CHALLENGE A ::
According to the post on Cursor slowdowns, what file at the workspace root keeps the indexer away from noise directories?

-- SELECTION start --

That pattern looked like model slowness. It was not. It was indexer churn.
What was actually happening
Cursor (IDE and CLI) indexes the workspace so agents can search and reason about files. That is useful when the indexed files are source code you edit.
It is harmful when the indexer keeps re-walking directories that never help coding:
| Noise directory | Why it hurts |
|---|---|
history/ and **/history/ | Timestamped run artifacts, JSON dumps, screenshots |
__pycache__/, .pytest_cache/ | Regenerated on every test run |
node_modules/, vendor/ (when huge) | Third-party trees |
*.sqlite, large *.json, *.csv | Operational databases and exports |
Media (*.png, *.mp4, …) | Useless for code intelligence, expensive to scan |
In my ops repo, those paths added up to gigabytes of churn. The chat got slower because the indexer kept working, not because the model suddenly became dumb.
The fix: a root .cursorignore
Git has .gitignore. Cursor has .cursorignore at the workspace root (same glob semantics).
The goal is not to hide code. The goal is to starve the indexer of directories that agents should not treat as editable source.
Here is the template I use on large monorepos:
# Dependencies and build output
node_modules/
vendor/
dist/
build/
.next/
out/
target/
coverage/
.turbo/
.cache/
# Python/runtime caches
__pycache__/
*.pyc
venv/
.venv/
.pytest_cache/
# Generated / minified assets
*.min.js
*.min.css
*.bundle.js
*.d.ts.map
*.tsbuildinfo
# Operational data (not source)
*.csv
*.json.gz
*.parquet
*.sqlite
*.sql
# Lock files (large, low signal)
package-lock.json
yarn.lock
pnpm-lock.yaml
Cargo.lock
# Media
*.png
*.jpg
*.gif
*.svg
*.mp4
*.woff2
# Repo-specific noise — adapt these
history/
**/history/
operations/**/history/
Three rules that mattered most for me:
- Put
.cursorignoreat each repo root you open in Cursor (not only a parent folder). - If you use a monorepo, consider opening the smallest subdirectory that contains the code you edit that day.
- After the first ignore file, restart Cursor once (or trigger reindex) so the exclusion actually applies.
How I verify the fix worked
I use a simple before/after checklist:
| Check | Pass criteria |
|---|---|
| Character latency | Type in chat for 2 minutes — lag should stay flat, not climb |
| CPU | Cursor indexer/helper CPU should drop after reindex settles |
| Agent usefulness | Agent can still read the files you care about when explicitly referenced |
If chat is still slow after a good .cursorignore, the next suspects are: opening too large a folder, an extension fighting the indexer, or a workspace with thousands of small files outside ignore rules.

-- SELECTION end --
-- DATASET ROWS start --

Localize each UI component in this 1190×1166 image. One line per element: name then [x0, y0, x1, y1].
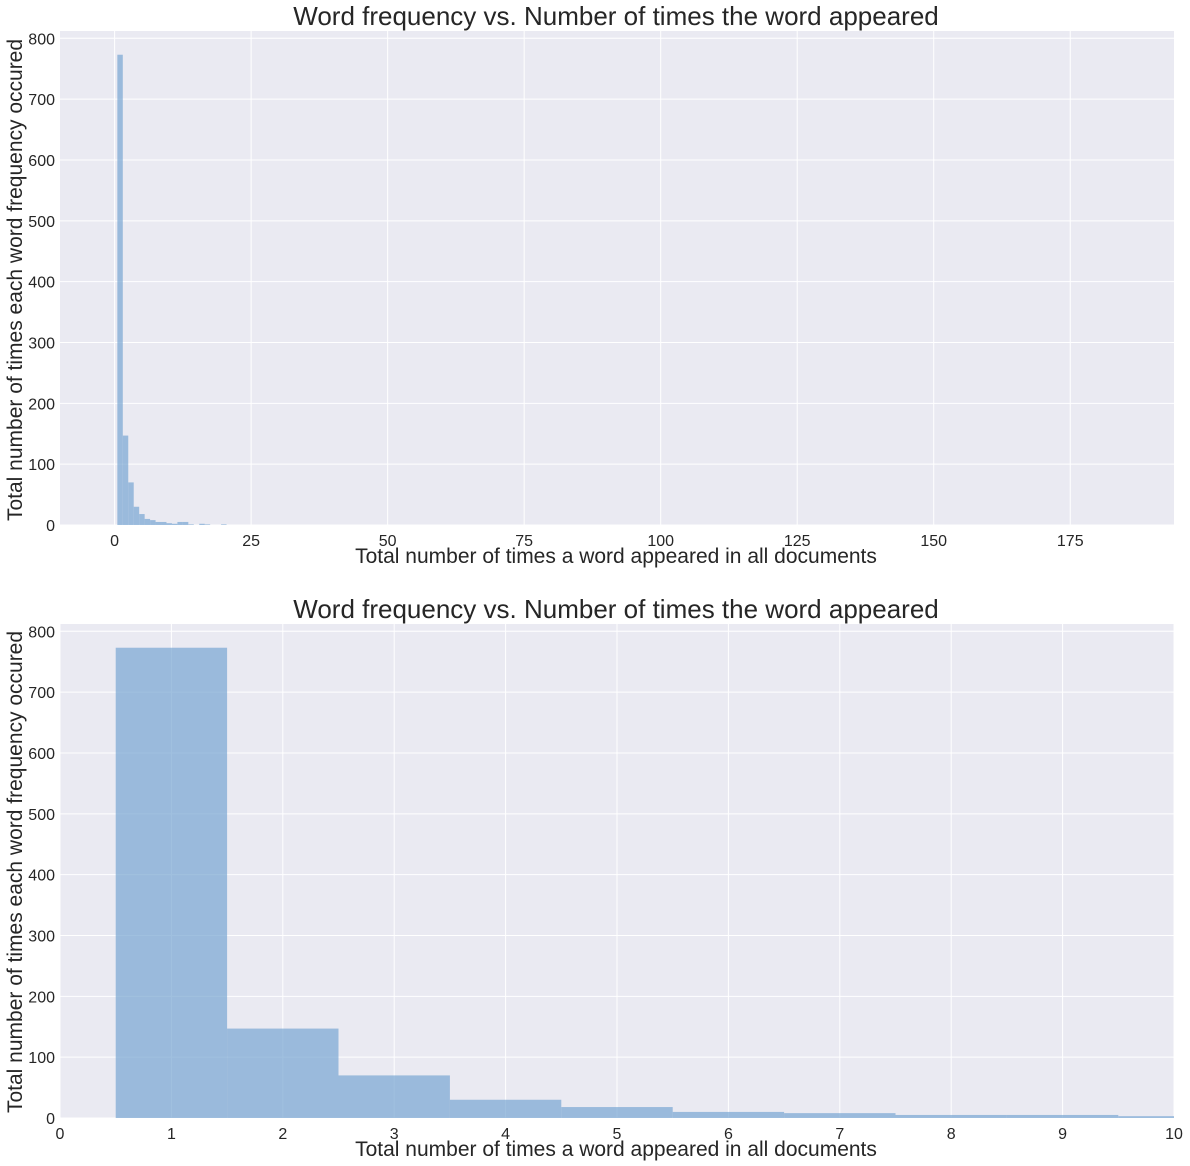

-- DATASET ROWS end --
-- DATASET ROWS start --

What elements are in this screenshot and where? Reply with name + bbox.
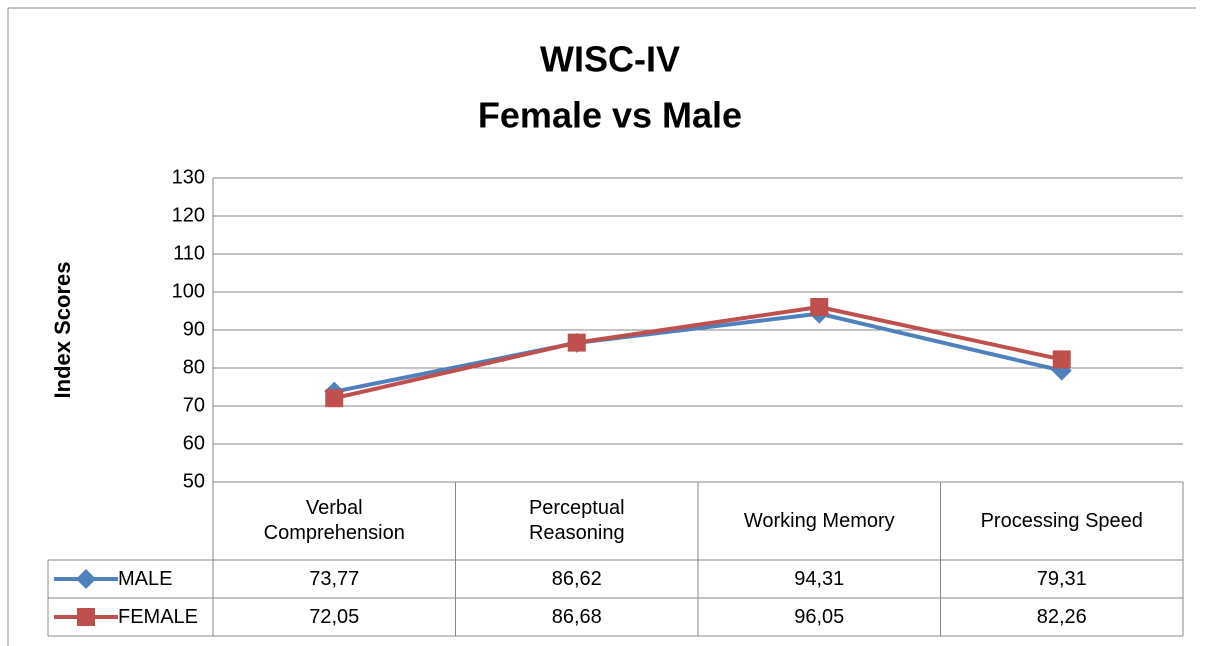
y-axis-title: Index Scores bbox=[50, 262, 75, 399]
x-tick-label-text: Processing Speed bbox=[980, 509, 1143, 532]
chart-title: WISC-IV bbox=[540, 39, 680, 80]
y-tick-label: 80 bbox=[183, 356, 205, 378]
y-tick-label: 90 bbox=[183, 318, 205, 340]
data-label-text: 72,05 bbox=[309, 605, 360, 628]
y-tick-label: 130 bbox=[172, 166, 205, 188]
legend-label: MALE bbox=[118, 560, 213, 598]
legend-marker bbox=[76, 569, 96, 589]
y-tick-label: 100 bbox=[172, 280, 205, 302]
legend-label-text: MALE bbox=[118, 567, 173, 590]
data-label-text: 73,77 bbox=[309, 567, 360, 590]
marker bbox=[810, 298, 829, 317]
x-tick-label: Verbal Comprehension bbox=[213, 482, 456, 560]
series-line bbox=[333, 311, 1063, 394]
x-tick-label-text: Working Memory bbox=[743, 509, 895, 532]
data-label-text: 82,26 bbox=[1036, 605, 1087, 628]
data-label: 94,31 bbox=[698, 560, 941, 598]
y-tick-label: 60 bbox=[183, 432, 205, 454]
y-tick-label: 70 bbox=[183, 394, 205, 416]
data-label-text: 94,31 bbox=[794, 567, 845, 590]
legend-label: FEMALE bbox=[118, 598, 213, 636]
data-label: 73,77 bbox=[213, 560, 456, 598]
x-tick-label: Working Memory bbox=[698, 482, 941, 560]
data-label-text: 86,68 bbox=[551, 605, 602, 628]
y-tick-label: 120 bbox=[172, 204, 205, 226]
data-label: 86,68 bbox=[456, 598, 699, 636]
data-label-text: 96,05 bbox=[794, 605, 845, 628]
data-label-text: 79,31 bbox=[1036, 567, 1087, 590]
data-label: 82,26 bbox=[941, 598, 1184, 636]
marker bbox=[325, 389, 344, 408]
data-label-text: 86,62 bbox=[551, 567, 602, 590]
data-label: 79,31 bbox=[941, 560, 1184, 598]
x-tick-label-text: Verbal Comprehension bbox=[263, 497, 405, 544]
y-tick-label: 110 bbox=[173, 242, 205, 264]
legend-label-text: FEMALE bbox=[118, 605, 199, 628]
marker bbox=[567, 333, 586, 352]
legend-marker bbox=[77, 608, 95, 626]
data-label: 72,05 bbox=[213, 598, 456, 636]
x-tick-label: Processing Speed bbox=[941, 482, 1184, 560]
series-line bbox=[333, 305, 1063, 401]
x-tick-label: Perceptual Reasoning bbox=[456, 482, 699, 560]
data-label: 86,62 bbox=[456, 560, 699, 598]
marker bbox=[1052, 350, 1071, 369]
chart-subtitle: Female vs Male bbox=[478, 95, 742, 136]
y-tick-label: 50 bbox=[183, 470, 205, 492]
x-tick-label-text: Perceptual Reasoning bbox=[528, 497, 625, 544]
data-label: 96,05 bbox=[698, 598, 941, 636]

-- DATASET ROWS end --

CHALLENGE B ::
From the rows, copy the lines starting at the line containing "What elements are" and ending after the line containing "y-tick-label: 120 bbox=[172, 204, 205, 226]". Include both of those lines, and leave the pictures out.

TASK ANSWER A ::
A .cursorignore file.

TASK ANSWER B ::
What elements are in this screenshot and where? Reply with name + bbox.
y-axis-title: Index Scores bbox=[50, 262, 75, 399]
x-tick-label-text: Processing Speed bbox=[980, 509, 1143, 532]
chart-title: WISC-IV bbox=[540, 39, 680, 80]
y-tick-label: 80 bbox=[183, 356, 205, 378]
y-tick-label: 90 bbox=[183, 318, 205, 340]
data-label-text: 72,05 bbox=[309, 605, 360, 628]
y-tick-label: 130 bbox=[172, 166, 205, 188]
legend-label: MALE bbox=[118, 560, 213, 598]
legend-marker bbox=[76, 569, 96, 589]
y-tick-label: 100 bbox=[172, 280, 205, 302]
legend-label-text: MALE bbox=[118, 567, 173, 590]
data-label-text: 73,77 bbox=[309, 567, 360, 590]
marker bbox=[810, 298, 829, 317]
x-tick-label: Verbal Comprehension bbox=[213, 482, 456, 560]
series-line bbox=[333, 311, 1063, 394]
x-tick-label-text: Working Memory bbox=[743, 509, 895, 532]
data-label-text: 82,26 bbox=[1036, 605, 1087, 628]
data-label: 94,31 bbox=[698, 560, 941, 598]
y-tick-label: 60 bbox=[183, 432, 205, 454]
y-tick-label: 70 bbox=[183, 394, 205, 416]
data-label-text: 94,31 bbox=[794, 567, 845, 590]
legend-label: FEMALE bbox=[118, 598, 213, 636]
data-label: 73,77 bbox=[213, 560, 456, 598]
x-tick-label: Working Memory bbox=[698, 482, 941, 560]
data-label-text: 86,68 bbox=[551, 605, 602, 628]
y-tick-label: 120 bbox=[172, 204, 205, 226]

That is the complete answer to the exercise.